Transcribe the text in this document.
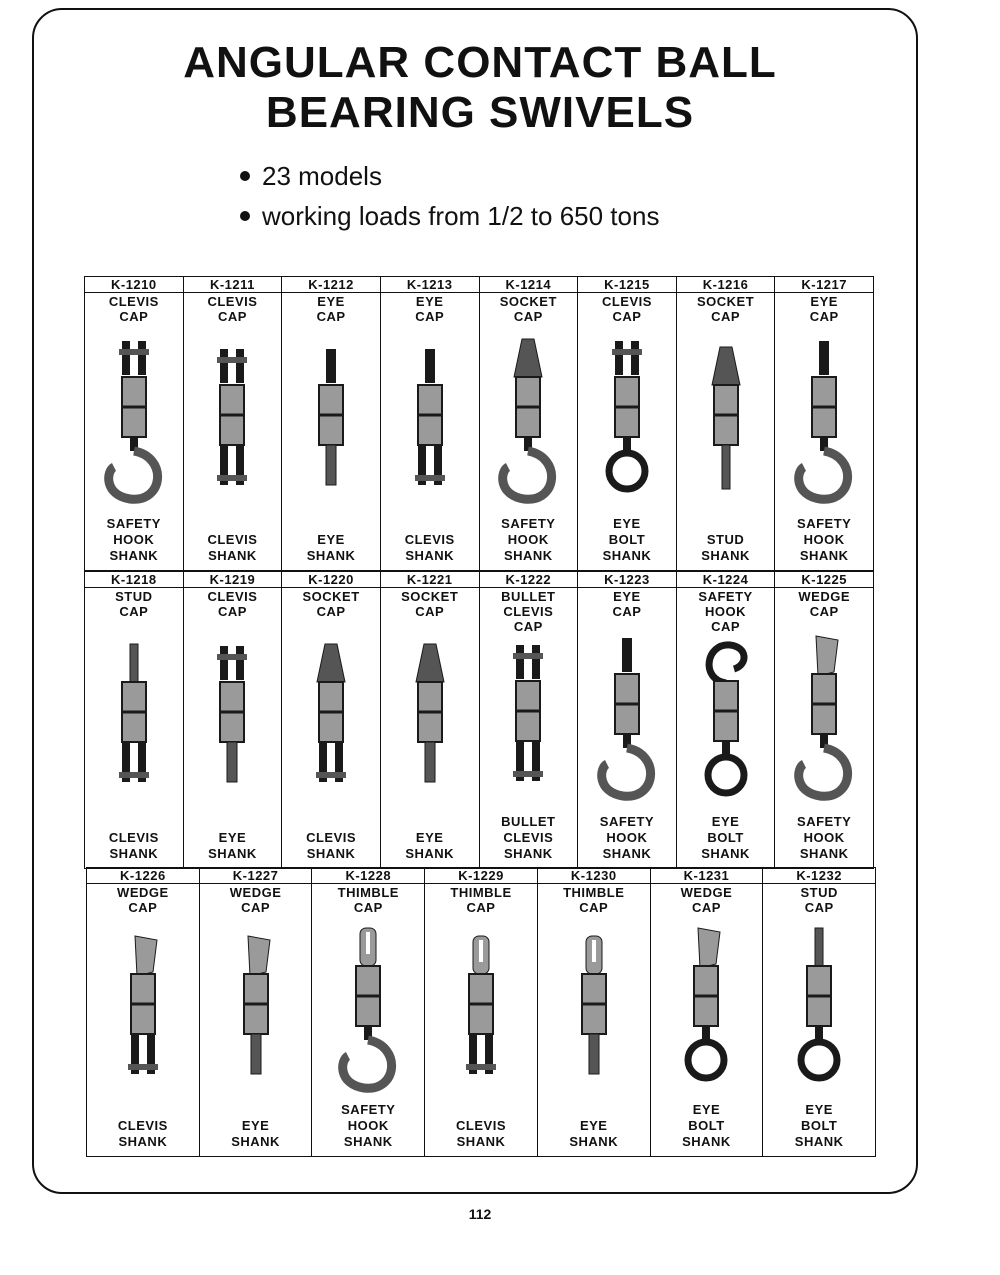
ANGULAR CONTACT BALL
BEARING SWIVELS
23 models
working loads from 1/2 to 650 tons
K-1210
CLEVIS
CAP
SAFETY
HOOK
SHANK
K-1211
CLEVIS
CAP
CLEVIS
SHANK
K-1212
EYE
CAP
EYE
SHANK
K-1213
EYE
CAP
CLEVIS
SHANK
K-1214
SOCKET
CAP
SAFETY
HOOK
SHANK
K-1215
CLEVIS
CAP
EYE
BOLT
SHANK
K-1216
SOCKET
CAP
STUD
SHANK
K-1217
EYE
CAP
SAFETY
HOOK
SHANK
K-1218
STUD
CAP
CLEVIS
SHANK
K-1219
CLEVIS
CAP
EYE
SHANK
K-1220
SOCKET
CAP
CLEVIS
SHANK
K-1221
SOCKET
CAP
EYE
SHANK
K-1222
BULLET
CLEVIS
CAP
BULLET
CLEVIS
SHANK
K-1223
EYE
CAP
SAFETY
HOOK
SHANK
K-1224
SAFETY
HOOK
CAP
EYE
BOLT
SHANK
K-1225
WEDGE
CAP
SAFETY
HOOK
SHANK
K-1226
WEDGE
CAP
CLEVIS
SHANK
K-1227
WEDGE
CAP
EYE
SHANK
K-1228
THIMBLE
CAP
SAFETY
HOOK
SHANK
K-1229
THIMBLE
CAP
CLEVIS
SHANK
K-1230
THIMBLE
CAP
EYE
SHANK
K-1231
WEDGE
CAP
EYE
BOLT
SHANK
K-1232
STUD
CAP
EYE
BOLT
SHANK
112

==============================

Write every entry out again exactly, dropping the pictures.

- _EXERCISE RESPONSE_
Transcribe the text in this document.
ANGULAR CONTACT BALL
BEARING SWIVELS
23 models
working loads from 1/2 to 650 tons
K-1210
CLEVIS
CAP
SAFETY
HOOK
SHANK
K-1211
CLEVIS
CAP
CLEVIS
SHANK
K-1212
EYE
CAP
EYE
SHANK
K-1213
EYE
CAP
CLEVIS
SHANK
K-1214
SOCKET
CAP
SAFETY
HOOK
SHANK
K-1215
CLEVIS
CAP
EYE
BOLT
SHANK
K-1216
SOCKET
CAP
STUD
SHANK
K-1217
EYE
CAP
SAFETY
HOOK
SHANK
K-1218
STUD
CAP
CLEVIS
SHANK
K-1219
CLEVIS
CAP
EYE
SHANK
K-1220
SOCKET
CAP
CLEVIS
SHANK
K-1221
SOCKET
CAP
EYE
SHANK
K-1222
BULLET
CLEVIS
CAP
BULLET
CLEVIS
SHANK
K-1223
EYE
CAP
SAFETY
HOOK
SHANK
K-1224
SAFETY
HOOK
CAP
EYE
BOLT
SHANK
K-1225
WEDGE
CAP
SAFETY
HOOK
SHANK
K-1226
WEDGE
CAP
CLEVIS
SHANK
K-1227
WEDGE
CAP
EYE
SHANK
K-1228
THIMBLE
CAP
SAFETY
HOOK
SHANK
K-1229
THIMBLE
CAP
CLEVIS
SHANK
K-1230
THIMBLE
CAP
EYE
SHANK
K-1231
WEDGE
CAP
EYE
BOLT
SHANK
K-1232
STUD
CAP
EYE
BOLT
SHANK
112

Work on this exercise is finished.